→ Work required
Where does the string "duration" appear in the records? Copy every line that contains it.

→ Data excerpts

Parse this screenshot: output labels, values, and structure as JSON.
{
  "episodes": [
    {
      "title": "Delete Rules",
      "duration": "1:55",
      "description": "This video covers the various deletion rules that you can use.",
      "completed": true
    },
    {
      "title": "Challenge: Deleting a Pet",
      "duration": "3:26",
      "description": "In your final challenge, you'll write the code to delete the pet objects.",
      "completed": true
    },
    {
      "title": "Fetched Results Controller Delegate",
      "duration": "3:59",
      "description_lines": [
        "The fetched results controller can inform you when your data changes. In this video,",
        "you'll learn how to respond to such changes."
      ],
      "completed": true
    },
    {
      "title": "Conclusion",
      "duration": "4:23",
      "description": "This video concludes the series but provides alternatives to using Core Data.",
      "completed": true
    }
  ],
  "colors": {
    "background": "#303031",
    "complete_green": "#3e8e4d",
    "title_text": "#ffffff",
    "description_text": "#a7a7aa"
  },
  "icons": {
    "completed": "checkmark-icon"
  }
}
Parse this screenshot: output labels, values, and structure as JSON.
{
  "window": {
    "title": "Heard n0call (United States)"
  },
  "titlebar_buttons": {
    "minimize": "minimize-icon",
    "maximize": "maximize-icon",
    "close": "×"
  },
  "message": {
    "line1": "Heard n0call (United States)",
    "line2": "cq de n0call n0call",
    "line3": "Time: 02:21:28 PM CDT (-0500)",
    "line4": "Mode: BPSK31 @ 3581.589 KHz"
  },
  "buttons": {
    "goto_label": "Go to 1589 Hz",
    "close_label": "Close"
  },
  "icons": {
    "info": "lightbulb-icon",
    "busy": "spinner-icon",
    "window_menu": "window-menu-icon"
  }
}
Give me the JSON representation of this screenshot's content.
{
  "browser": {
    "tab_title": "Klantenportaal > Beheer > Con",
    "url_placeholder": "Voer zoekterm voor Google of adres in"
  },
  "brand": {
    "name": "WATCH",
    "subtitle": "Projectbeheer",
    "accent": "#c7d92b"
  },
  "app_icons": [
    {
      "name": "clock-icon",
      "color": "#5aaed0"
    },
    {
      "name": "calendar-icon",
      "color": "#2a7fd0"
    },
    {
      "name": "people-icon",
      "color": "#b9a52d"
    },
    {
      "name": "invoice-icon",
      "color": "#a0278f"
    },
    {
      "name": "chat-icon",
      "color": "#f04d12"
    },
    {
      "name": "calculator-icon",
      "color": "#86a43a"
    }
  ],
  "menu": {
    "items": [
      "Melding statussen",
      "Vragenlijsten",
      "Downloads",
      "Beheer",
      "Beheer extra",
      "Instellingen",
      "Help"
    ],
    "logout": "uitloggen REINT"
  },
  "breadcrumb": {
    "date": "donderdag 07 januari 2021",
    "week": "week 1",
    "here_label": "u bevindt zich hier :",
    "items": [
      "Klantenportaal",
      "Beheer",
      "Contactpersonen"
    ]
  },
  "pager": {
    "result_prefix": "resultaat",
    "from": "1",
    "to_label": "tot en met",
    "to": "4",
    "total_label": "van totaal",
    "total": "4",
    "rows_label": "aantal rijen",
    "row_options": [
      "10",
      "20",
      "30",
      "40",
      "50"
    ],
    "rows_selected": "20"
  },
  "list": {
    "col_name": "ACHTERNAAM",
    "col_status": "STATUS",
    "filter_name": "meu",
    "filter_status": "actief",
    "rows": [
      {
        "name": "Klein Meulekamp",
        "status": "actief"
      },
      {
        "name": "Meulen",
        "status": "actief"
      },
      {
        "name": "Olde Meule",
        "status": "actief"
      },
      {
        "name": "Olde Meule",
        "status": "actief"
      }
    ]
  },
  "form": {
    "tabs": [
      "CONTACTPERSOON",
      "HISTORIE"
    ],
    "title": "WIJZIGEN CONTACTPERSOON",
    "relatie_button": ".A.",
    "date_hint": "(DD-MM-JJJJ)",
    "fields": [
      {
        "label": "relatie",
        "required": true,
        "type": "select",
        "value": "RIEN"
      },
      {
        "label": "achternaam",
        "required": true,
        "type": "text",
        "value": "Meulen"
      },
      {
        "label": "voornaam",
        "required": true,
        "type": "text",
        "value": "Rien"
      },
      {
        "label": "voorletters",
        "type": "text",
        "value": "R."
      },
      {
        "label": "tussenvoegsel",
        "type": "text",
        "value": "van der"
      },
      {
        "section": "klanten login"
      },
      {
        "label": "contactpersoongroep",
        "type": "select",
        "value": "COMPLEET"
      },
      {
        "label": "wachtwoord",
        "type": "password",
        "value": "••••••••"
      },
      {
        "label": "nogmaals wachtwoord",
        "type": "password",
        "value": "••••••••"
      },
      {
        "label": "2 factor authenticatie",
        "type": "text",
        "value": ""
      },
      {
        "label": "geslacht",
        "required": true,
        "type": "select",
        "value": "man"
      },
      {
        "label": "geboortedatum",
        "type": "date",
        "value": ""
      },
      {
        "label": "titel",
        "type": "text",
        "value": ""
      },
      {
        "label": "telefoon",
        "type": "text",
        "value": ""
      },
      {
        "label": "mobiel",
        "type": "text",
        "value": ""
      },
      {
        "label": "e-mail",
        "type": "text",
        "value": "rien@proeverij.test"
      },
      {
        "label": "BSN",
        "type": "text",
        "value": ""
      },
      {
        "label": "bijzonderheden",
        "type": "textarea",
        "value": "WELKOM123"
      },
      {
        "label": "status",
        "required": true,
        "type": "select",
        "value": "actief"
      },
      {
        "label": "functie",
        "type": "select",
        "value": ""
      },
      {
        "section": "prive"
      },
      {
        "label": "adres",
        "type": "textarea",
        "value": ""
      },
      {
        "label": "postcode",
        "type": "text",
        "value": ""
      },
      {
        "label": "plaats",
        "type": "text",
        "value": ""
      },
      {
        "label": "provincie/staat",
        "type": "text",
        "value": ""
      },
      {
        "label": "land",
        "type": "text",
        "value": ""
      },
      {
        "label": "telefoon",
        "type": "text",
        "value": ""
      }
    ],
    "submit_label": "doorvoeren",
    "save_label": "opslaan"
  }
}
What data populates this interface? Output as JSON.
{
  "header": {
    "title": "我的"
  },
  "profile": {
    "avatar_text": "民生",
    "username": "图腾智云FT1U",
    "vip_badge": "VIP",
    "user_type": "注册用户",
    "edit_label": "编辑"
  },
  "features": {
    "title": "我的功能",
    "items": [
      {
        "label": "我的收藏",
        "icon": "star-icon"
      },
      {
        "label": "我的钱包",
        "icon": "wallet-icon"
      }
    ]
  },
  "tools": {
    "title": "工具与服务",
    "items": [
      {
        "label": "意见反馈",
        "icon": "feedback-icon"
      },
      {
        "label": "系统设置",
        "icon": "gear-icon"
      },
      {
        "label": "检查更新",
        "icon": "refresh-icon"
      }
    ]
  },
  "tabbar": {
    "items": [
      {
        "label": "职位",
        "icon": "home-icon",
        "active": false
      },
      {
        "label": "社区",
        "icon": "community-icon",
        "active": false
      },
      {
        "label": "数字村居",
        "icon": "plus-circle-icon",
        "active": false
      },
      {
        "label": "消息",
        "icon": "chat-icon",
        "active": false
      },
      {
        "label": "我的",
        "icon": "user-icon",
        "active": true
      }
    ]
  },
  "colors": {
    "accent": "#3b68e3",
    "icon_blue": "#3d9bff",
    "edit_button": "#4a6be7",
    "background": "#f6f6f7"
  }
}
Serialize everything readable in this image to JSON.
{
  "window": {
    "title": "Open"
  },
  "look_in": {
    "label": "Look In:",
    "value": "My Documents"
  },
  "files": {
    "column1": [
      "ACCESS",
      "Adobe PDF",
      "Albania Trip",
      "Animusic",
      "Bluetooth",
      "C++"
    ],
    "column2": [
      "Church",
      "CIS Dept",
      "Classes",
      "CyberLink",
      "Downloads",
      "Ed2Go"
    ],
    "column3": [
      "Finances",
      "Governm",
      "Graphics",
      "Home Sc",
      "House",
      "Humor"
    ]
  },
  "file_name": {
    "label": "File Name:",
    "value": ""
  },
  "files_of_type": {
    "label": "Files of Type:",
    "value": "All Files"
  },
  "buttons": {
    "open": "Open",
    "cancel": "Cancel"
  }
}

→ Solution
      "duration": "1:55",
      "duration": "3:26",
      "duration": "3:59",
      "duration": "4:23",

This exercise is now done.